▸ **What you are asked to do**: Scan the records for the word "University". Copy each line that includes it.
═════ Data to process ═════
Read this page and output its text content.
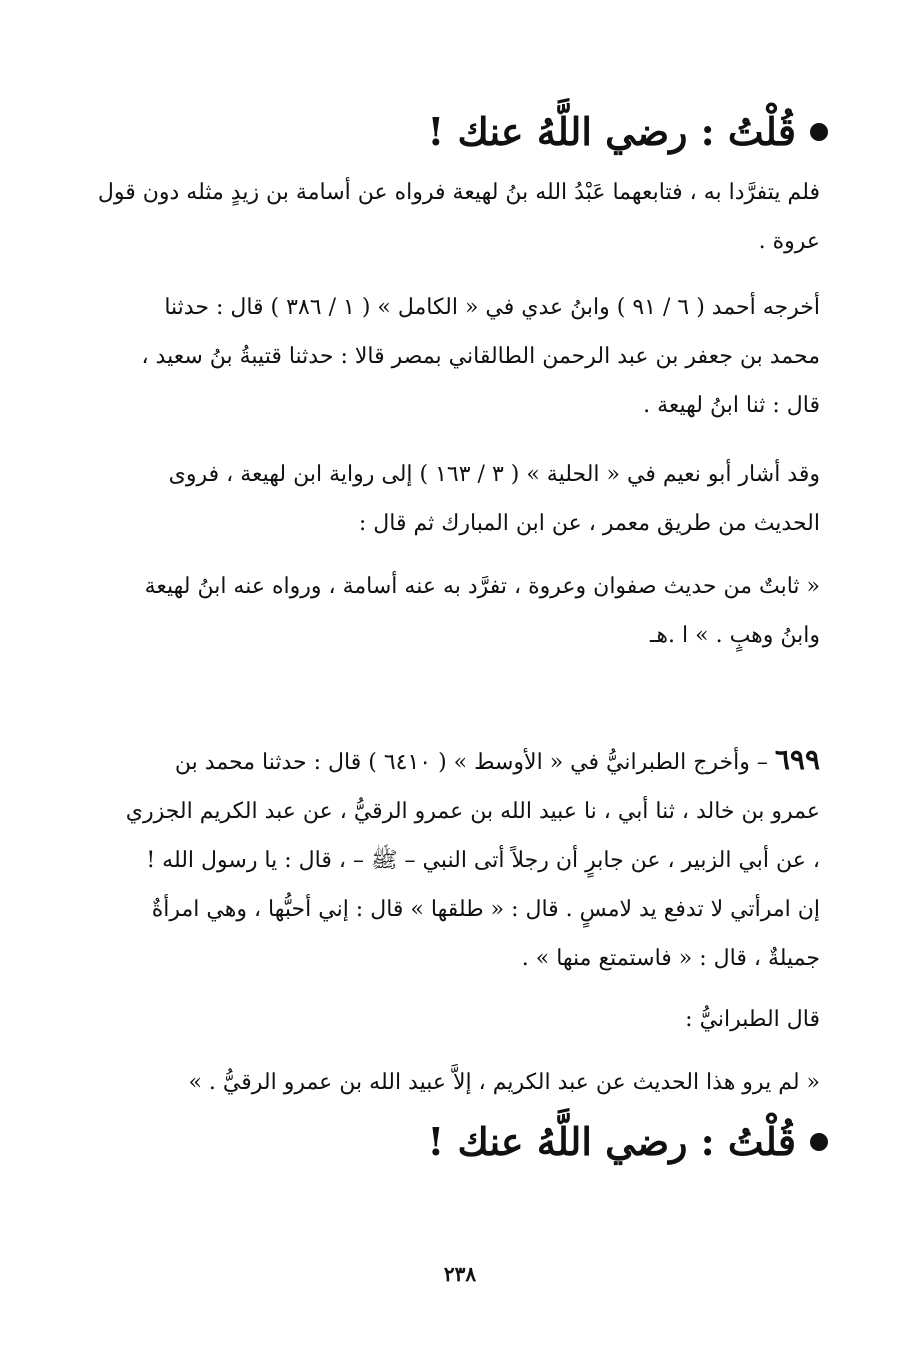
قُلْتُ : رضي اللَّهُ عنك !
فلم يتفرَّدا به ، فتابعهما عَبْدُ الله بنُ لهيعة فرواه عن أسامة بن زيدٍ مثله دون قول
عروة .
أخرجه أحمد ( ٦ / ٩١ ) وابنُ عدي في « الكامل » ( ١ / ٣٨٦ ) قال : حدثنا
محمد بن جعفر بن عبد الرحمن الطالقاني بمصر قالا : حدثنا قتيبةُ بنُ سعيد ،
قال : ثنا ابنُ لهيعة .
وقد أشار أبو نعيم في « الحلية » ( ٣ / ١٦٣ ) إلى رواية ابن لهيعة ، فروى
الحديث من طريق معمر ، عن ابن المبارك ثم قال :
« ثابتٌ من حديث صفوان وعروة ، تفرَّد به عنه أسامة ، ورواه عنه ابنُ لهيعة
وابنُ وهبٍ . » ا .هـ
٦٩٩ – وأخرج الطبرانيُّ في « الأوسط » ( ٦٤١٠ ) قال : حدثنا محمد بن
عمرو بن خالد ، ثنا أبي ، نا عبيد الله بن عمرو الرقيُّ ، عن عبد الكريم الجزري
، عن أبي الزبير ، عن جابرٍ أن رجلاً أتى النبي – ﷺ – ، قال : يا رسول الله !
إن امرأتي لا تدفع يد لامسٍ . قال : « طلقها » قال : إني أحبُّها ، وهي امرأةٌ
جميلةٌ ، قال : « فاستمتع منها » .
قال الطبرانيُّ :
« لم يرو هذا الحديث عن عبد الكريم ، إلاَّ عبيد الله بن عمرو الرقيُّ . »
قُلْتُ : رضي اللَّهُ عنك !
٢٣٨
═════
═════ Data to process ═════
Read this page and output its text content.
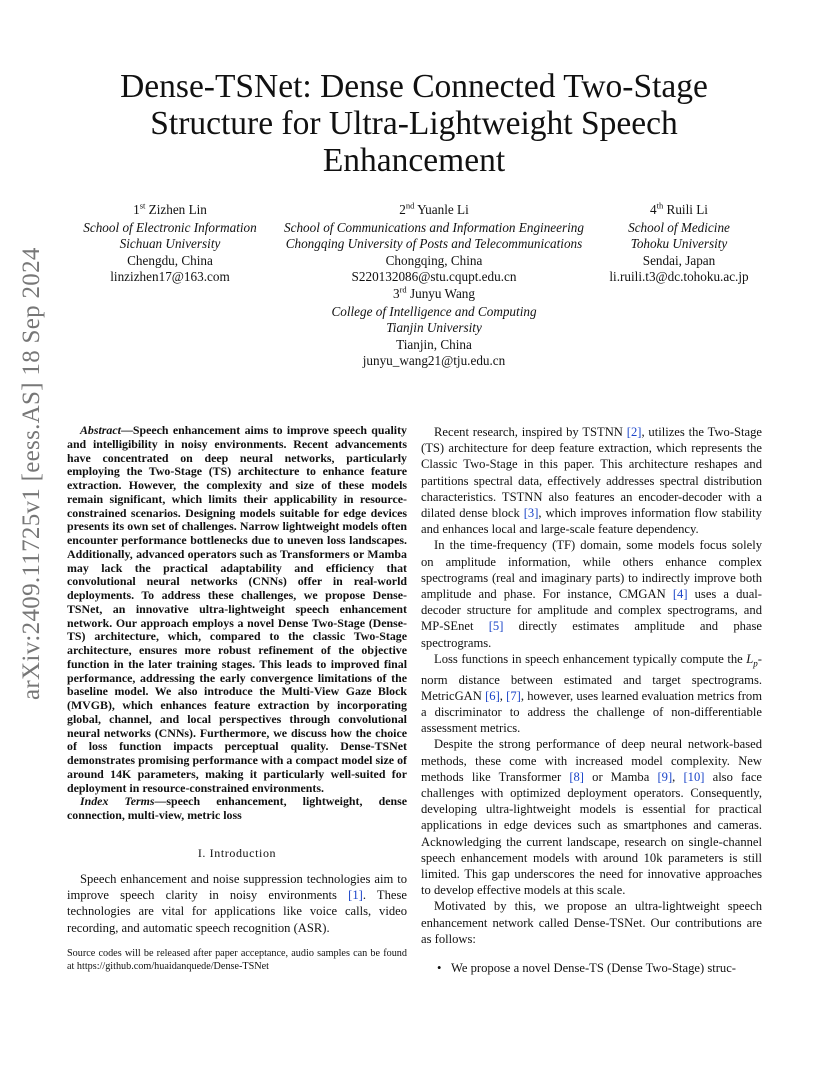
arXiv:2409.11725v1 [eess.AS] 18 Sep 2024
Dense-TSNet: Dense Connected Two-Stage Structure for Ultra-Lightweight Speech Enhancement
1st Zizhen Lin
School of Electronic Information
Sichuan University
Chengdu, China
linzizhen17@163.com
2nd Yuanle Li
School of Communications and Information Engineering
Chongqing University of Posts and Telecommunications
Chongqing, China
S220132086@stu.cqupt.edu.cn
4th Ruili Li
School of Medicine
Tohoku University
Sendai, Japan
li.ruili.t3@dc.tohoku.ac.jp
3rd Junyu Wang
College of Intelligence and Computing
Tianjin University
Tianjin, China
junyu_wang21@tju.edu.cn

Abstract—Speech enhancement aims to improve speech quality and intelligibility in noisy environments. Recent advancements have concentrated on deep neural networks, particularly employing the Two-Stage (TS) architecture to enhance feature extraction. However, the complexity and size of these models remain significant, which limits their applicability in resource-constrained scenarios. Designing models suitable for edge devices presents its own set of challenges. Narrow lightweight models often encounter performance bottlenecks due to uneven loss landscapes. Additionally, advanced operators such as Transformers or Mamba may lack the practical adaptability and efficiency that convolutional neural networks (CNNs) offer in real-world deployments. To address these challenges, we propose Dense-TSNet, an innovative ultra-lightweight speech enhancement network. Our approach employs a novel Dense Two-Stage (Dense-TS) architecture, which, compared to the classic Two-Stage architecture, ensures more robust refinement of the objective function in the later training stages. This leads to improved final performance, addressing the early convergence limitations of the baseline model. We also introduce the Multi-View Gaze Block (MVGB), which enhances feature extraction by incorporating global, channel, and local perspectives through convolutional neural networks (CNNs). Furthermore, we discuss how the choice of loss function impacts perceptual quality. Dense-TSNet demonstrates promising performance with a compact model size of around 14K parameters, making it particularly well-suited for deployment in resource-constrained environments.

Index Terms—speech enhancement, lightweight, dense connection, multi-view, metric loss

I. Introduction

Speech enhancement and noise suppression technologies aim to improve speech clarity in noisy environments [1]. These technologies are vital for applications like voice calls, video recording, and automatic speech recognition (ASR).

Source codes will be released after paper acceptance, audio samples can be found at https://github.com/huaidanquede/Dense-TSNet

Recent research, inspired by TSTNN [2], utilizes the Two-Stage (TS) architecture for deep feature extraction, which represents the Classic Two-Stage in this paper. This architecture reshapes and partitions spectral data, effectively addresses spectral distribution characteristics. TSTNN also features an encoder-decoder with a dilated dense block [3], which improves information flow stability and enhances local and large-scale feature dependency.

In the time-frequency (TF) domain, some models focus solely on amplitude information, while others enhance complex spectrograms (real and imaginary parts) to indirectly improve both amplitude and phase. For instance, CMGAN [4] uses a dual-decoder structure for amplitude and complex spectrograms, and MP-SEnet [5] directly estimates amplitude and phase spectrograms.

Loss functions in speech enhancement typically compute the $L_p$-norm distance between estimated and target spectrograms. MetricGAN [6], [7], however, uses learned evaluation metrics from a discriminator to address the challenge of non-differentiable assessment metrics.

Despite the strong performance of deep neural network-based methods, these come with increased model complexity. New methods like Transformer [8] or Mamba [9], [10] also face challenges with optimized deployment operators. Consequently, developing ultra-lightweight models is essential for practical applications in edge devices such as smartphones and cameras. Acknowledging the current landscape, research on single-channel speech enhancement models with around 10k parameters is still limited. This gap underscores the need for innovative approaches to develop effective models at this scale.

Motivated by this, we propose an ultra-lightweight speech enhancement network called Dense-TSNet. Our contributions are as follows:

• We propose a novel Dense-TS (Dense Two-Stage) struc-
═════
▸ **Response to this task**:
Sichuan University
Chongqing University of Posts and Telecommunications
Tohoku University
Tianjin University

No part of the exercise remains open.